__Goal__:
Reproduce the material below verbatim, keeping every line in its original order.

__Provided entries__:
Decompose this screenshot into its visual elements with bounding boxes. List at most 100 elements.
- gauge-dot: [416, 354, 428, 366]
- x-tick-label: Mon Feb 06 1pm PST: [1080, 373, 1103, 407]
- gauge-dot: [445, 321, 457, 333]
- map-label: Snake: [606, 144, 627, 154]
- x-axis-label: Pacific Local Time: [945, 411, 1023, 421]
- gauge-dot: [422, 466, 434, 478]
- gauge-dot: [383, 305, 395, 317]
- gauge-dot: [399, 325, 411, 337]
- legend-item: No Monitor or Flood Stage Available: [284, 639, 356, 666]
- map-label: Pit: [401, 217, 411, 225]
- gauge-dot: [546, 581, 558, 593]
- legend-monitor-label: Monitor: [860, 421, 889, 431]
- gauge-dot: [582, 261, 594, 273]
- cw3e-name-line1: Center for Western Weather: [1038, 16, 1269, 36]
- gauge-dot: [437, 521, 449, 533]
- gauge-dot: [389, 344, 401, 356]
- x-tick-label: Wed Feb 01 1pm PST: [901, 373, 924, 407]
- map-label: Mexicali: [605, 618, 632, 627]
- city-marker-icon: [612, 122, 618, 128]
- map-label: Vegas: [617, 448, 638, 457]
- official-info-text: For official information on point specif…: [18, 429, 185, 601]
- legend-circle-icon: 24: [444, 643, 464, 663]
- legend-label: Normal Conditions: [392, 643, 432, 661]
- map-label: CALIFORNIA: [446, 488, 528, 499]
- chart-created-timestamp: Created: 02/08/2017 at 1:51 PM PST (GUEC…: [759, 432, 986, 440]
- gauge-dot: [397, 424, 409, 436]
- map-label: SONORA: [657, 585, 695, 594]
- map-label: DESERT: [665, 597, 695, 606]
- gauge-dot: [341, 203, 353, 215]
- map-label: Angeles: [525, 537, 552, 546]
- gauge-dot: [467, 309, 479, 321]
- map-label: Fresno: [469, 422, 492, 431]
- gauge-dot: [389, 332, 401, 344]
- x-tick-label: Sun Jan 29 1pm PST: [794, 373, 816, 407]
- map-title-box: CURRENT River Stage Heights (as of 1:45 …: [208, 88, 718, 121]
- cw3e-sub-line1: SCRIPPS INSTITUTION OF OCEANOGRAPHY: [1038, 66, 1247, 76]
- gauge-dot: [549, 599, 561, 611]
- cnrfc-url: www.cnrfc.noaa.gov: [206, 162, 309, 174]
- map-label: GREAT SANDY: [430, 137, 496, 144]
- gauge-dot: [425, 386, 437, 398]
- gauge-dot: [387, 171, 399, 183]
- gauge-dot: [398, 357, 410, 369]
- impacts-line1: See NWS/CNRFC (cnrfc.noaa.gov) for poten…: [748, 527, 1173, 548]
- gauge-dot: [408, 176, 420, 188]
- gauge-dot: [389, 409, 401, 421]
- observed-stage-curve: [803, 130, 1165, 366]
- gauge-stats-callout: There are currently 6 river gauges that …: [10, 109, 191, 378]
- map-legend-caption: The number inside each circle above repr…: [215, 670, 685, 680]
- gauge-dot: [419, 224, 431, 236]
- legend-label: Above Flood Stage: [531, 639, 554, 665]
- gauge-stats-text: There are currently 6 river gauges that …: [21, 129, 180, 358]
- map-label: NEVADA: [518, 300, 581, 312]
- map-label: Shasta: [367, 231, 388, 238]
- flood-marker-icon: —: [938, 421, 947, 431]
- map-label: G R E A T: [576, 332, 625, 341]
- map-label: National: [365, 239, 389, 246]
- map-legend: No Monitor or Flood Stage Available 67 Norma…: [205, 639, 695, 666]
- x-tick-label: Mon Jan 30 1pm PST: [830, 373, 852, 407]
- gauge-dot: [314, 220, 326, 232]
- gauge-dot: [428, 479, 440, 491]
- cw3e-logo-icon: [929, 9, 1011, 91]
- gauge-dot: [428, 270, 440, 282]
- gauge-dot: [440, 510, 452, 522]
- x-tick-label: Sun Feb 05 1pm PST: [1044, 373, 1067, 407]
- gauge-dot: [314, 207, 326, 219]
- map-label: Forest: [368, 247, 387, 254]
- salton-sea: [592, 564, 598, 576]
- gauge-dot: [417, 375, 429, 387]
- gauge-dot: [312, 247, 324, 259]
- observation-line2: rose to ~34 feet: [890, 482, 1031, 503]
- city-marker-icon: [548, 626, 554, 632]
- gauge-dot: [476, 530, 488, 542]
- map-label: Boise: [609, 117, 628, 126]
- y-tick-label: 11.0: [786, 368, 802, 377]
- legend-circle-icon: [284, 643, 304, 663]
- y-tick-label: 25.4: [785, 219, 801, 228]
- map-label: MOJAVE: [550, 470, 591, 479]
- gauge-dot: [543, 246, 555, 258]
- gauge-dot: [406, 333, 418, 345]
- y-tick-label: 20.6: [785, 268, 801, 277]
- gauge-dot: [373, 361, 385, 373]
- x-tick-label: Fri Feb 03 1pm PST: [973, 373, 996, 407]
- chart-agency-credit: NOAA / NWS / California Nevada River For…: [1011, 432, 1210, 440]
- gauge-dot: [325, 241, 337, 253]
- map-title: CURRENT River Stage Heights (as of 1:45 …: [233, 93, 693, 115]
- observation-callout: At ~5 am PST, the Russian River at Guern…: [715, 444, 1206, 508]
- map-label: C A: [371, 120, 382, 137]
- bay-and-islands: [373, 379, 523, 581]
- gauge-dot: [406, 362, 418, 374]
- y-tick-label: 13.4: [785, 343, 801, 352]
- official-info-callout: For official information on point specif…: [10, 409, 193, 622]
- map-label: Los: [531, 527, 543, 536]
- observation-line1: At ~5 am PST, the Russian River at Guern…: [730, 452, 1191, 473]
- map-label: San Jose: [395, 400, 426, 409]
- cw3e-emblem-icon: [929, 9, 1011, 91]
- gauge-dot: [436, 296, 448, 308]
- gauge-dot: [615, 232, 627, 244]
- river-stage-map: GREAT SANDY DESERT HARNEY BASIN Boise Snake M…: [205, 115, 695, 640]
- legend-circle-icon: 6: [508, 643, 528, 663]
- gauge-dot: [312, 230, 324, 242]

__Full output__:
Decompose this screenshot into its visual elements with bounding boxes. List at most 100 elements.
- gauge-dot: [416, 354, 428, 366]
- x-tick-label: Mon Feb 06 1pm PST: [1080, 373, 1103, 407]
- gauge-dot: [445, 321, 457, 333]
- map-label: Snake: [606, 144, 627, 154]
- x-axis-label: Pacific Local Time: [945, 411, 1023, 421]
- gauge-dot: [422, 466, 434, 478]
- gauge-dot: [383, 305, 395, 317]
- gauge-dot: [399, 325, 411, 337]
- legend-item: No Monitor or Flood Stage Available: [284, 639, 356, 666]
- map-label: Pit: [401, 217, 411, 225]
- gauge-dot: [546, 581, 558, 593]
- legend-monitor-label: Monitor: [860, 421, 889, 431]
- gauge-dot: [582, 261, 594, 273]
- cw3e-name-line1: Center for Western Weather: [1038, 16, 1269, 36]
- gauge-dot: [437, 521, 449, 533]
- gauge-dot: [389, 344, 401, 356]
- x-tick-label: Wed Feb 01 1pm PST: [901, 373, 924, 407]
- map-label: Mexicali: [605, 618, 632, 627]
- city-marker-icon: [612, 122, 618, 128]
- map-label: Vegas: [617, 448, 638, 457]
- official-info-text: For official information on point specif…: [18, 429, 185, 601]
- legend-circle-icon: 24: [444, 643, 464, 663]
- legend-label: Normal Conditions: [392, 643, 432, 661]
- map-label: CALIFORNIA: [446, 488, 528, 499]
- chart-created-timestamp: Created: 02/08/2017 at 1:51 PM PST (GUEC…: [759, 432, 986, 440]
- gauge-dot: [397, 424, 409, 436]
- map-label: SONORA: [657, 585, 695, 594]
- map-label: DESERT: [665, 597, 695, 606]
- gauge-dot: [341, 203, 353, 215]
- map-label: Angeles: [525, 537, 552, 546]
- gauge-dot: [467, 309, 479, 321]
- map-label: Fresno: [469, 422, 492, 431]
- gauge-dot: [389, 332, 401, 344]
- x-tick-label: Sun Jan 29 1pm PST: [794, 373, 816, 407]
- map-title-box: CURRENT River Stage Heights (as of 1:45 …: [208, 88, 718, 121]
- cw3e-sub-line1: SCRIPPS INSTITUTION OF OCEANOGRAPHY: [1038, 66, 1247, 76]
- gauge-dot: [549, 599, 561, 611]
- cnrfc-url: www.cnrfc.noaa.gov: [206, 162, 309, 174]
- map-label: GREAT SANDY: [430, 137, 496, 144]
- gauge-dot: [425, 386, 437, 398]
- gauge-dot: [387, 171, 399, 183]
- gauge-dot: [398, 357, 410, 369]
- impacts-line1: See NWS/CNRFC (cnrfc.noaa.gov) for poten…: [748, 527, 1173, 548]
- gauge-dot: [408, 176, 420, 188]
- gauge-dot: [389, 409, 401, 421]
- observed-stage-curve: [803, 130, 1165, 366]
- gauge-stats-callout: There are currently 6 river gauges that …: [10, 109, 191, 378]
- map-legend-caption: The number inside each circle above repr…: [215, 670, 685, 680]
- gauge-dot: [419, 224, 431, 236]
- legend-label: Above Flood Stage: [531, 639, 554, 665]
- gauge-stats-text: There are currently 6 river gauges that …: [21, 129, 180, 358]
- map-label: NEVADA: [518, 300, 581, 312]
- map-label: Shasta: [367, 231, 388, 238]
- flood-marker-icon: —: [938, 421, 947, 431]
- map-label: G R E A T: [576, 332, 625, 341]
- map-label: National: [365, 239, 389, 246]
- map-legend: No Monitor or Flood Stage Available 67 Norma…: [205, 639, 695, 666]
- x-tick-label: Mon Jan 30 1pm PST: [830, 373, 852, 407]
- gauge-dot: [314, 220, 326, 232]
- gauge-dot: [428, 479, 440, 491]
- cw3e-logo-icon: [929, 9, 1011, 91]
- gauge-dot: [428, 270, 440, 282]
- gauge-dot: [440, 510, 452, 522]
- x-tick-label: Sun Feb 05 1pm PST: [1044, 373, 1067, 407]
- gauge-dot: [314, 207, 326, 219]
- map-label: Forest: [368, 247, 387, 254]
- salton-sea: [592, 564, 598, 576]
- gauge-dot: [417, 375, 429, 387]
- gauge-dot: [312, 247, 324, 259]
- observation-line2: rose to ~34 feet: [890, 482, 1031, 503]
- city-marker-icon: [548, 626, 554, 632]
- gauge-dot: [476, 530, 488, 542]
- map-label: Boise: [609, 117, 628, 126]
- y-tick-label: 11.0: [786, 368, 802, 377]
- legend-circle-icon: [284, 643, 304, 663]
- y-tick-label: 25.4: [785, 219, 801, 228]
- map-label: MOJAVE: [550, 470, 591, 479]
- gauge-dot: [543, 246, 555, 258]
- gauge-dot: [406, 333, 418, 345]
- y-tick-label: 20.6: [785, 268, 801, 277]
- gauge-dot: [373, 361, 385, 373]
- x-tick-label: Fri Feb 03 1pm PST: [973, 373, 996, 407]
- chart-agency-credit: NOAA / NWS / California Nevada River For…: [1011, 432, 1210, 440]
- gauge-dot: [325, 241, 337, 253]
- map-title: CURRENT River Stage Heights (as of 1:45 …: [233, 93, 693, 115]
- observation-callout: At ~5 am PST, the Russian River at Guern…: [715, 444, 1206, 508]
- map-label: C A: [371, 120, 382, 137]
- bay-and-islands: [373, 379, 523, 581]
- gauge-dot: [406, 362, 418, 374]
- y-tick-label: 13.4: [785, 343, 801, 352]
- official-info-callout: For official information on point specif…: [10, 409, 193, 622]
- map-label: Los: [531, 527, 543, 536]
- observation-line1: At ~5 am PST, the Russian River at Guern…: [730, 452, 1191, 473]
- map-label: San Jose: [395, 400, 426, 409]
- cw3e-emblem-icon: [929, 9, 1011, 91]
- gauge-dot: [436, 296, 448, 308]
- gauge-dot: [615, 232, 627, 244]
- river-stage-map: GREAT SANDY DESERT HARNEY BASIN Boise Snake M…: [205, 115, 695, 640]
- legend-circle-icon: 6: [508, 643, 528, 663]
- gauge-dot: [312, 230, 324, 242]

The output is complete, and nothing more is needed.